- _EXERCISE INSTRUCTIONS_
Restate the whole listing exactly.

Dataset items

-*-

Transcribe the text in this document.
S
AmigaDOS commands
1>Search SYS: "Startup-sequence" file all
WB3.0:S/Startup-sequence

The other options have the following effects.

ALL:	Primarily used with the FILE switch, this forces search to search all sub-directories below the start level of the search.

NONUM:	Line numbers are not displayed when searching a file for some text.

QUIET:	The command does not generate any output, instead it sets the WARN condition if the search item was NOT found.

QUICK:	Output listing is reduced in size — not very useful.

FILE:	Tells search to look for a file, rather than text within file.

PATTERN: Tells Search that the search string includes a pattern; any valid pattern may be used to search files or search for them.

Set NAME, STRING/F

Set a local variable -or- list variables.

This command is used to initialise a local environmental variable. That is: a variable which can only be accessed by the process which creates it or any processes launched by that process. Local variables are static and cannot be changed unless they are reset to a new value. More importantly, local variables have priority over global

-*-

- _SOLUTION FOR THIS TASK_
Transcribe the text in this document.
S
AmigaDOS commands
1>Search SYS: "Startup-sequence" file all
WB3.0:S/Startup-sequence

The other options have the following effects.

ALL:	Primarily used with the FILE switch, this forces search to search all sub-directories below the start level of the search.

NONUM:	Line numbers are not displayed when searching a file for some text.

QUIET:	The command does not generate any output, instead it sets the WARN condition if the search item was NOT found.

QUICK:	Output listing is reduced in size — not very useful.

FILE:	Tells search to look for a file, rather than text within file.

PATTERN: Tells Search that the search string includes a pattern; any valid pattern may be used to search files or search for them.

Set NAME, STRING/F

Set a local variable -or- list variables.

This command is used to initialise a local environmental variable. That is: a variable which can only be accessed by the process which creates it or any processes launched by that process. Local variables are static and cannot be changed unless they are reset to a new value. More importantly, local variables have priority over global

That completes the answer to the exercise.